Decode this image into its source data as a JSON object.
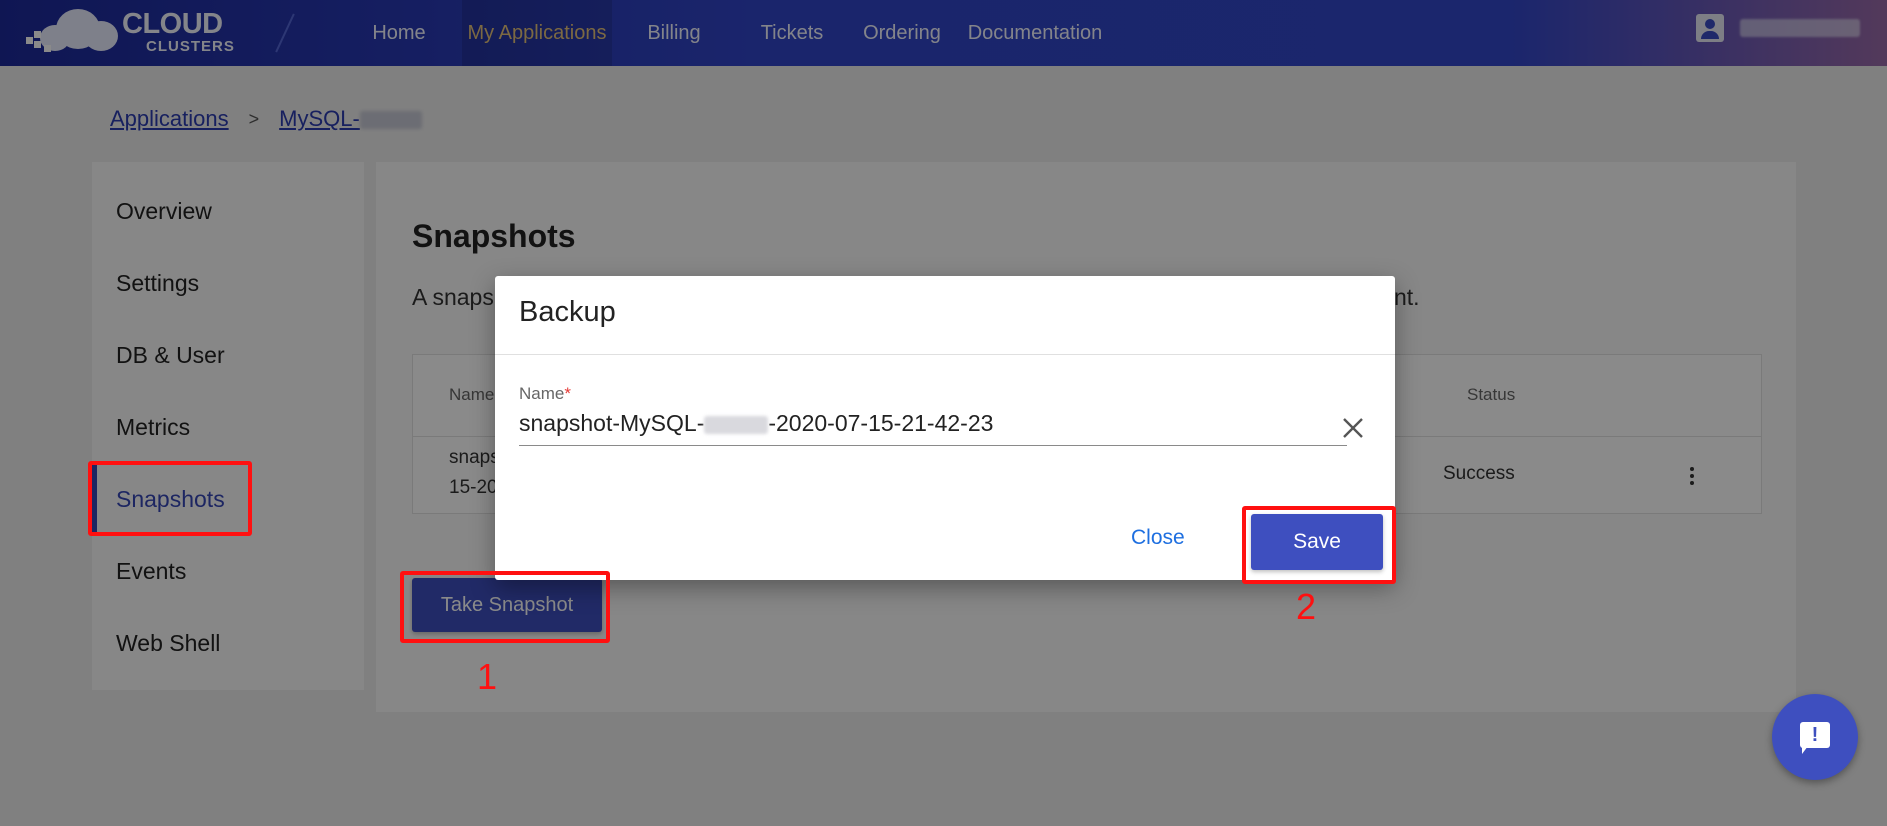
{
  "brand": {
    "line1": "CLOUD",
    "line2": "CLUSTERS"
  },
  "nav": {
    "items": [
      {
        "label": "Home"
      },
      {
        "label": "My Applications",
        "active": true
      },
      {
        "label": "Billing"
      },
      {
        "label": "Tickets"
      },
      {
        "label": "Ordering"
      },
      {
        "label": "Documentation"
      }
    ]
  },
  "breadcrumb": {
    "root": "Applications",
    "separator": ">",
    "current": "MySQL-"
  },
  "sidebar": {
    "items": [
      {
        "label": "Overview"
      },
      {
        "label": "Settings"
      },
      {
        "label": "DB & User"
      },
      {
        "label": "Metrics"
      },
      {
        "label": "Snapshots",
        "active": true
      },
      {
        "label": "Events"
      },
      {
        "label": "Web Shell"
      }
    ]
  },
  "main": {
    "title": "Snapshots",
    "desc_left": "A snaps",
    "desc_right": "nt.",
    "table": {
      "headers": {
        "name": "Name",
        "status": "Status"
      },
      "row": {
        "name_line1": "snaps",
        "name_line2": "15-20",
        "status": "Success"
      }
    },
    "take_snapshot": "Take Snapshot"
  },
  "dialog": {
    "title": "Backup",
    "field_label": "Name",
    "required_mark": "*",
    "value_prefix": "snapshot-MySQL-",
    "value_suffix": "-2020-07-15-21-42-23",
    "close": "Close",
    "save": "Save"
  },
  "annotations": {
    "n1": "1",
    "n2": "2"
  },
  "colors": {
    "accent": "#3e4fbf",
    "annotation": "#ff1010",
    "nav_active": "#e5c27a"
  }
}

##########

Description of the task
Return the material word for word. Pictures are not part of the copy.

Exercise solution
Decode this image into its source data as a JSON object.
{
  "brand": {
    "line1": "CLOUD",
    "line2": "CLUSTERS"
  },
  "nav": {
    "items": [
      {
        "label": "Home"
      },
      {
        "label": "My Applications",
        "active": true
      },
      {
        "label": "Billing"
      },
      {
        "label": "Tickets"
      },
      {
        "label": "Ordering"
      },
      {
        "label": "Documentation"
      }
    ]
  },
  "breadcrumb": {
    "root": "Applications",
    "separator": ">",
    "current": "MySQL-"
  },
  "sidebar": {
    "items": [
      {
        "label": "Overview"
      },
      {
        "label": "Settings"
      },
      {
        "label": "DB & User"
      },
      {
        "label": "Metrics"
      },
      {
        "label": "Snapshots",
        "active": true
      },
      {
        "label": "Events"
      },
      {
        "label": "Web Shell"
      }
    ]
  },
  "main": {
    "title": "Snapshots",
    "desc_left": "A snaps",
    "desc_right": "nt.",
    "table": {
      "headers": {
        "name": "Name",
        "status": "Status"
      },
      "row": {
        "name_line1": "snaps",
        "name_line2": "15-20",
        "status": "Success"
      }
    },
    "take_snapshot": "Take Snapshot"
  },
  "dialog": {
    "title": "Backup",
    "field_label": "Name",
    "required_mark": "*",
    "value_prefix": "snapshot-MySQL-",
    "value_suffix": "-2020-07-15-21-42-23",
    "close": "Close",
    "save": "Save"
  },
  "annotations": {
    "n1": "1",
    "n2": "2"
  },
  "colors": {
    "accent": "#3e4fbf",
    "annotation": "#ff1010",
    "nav_active": "#e5c27a"
  }
}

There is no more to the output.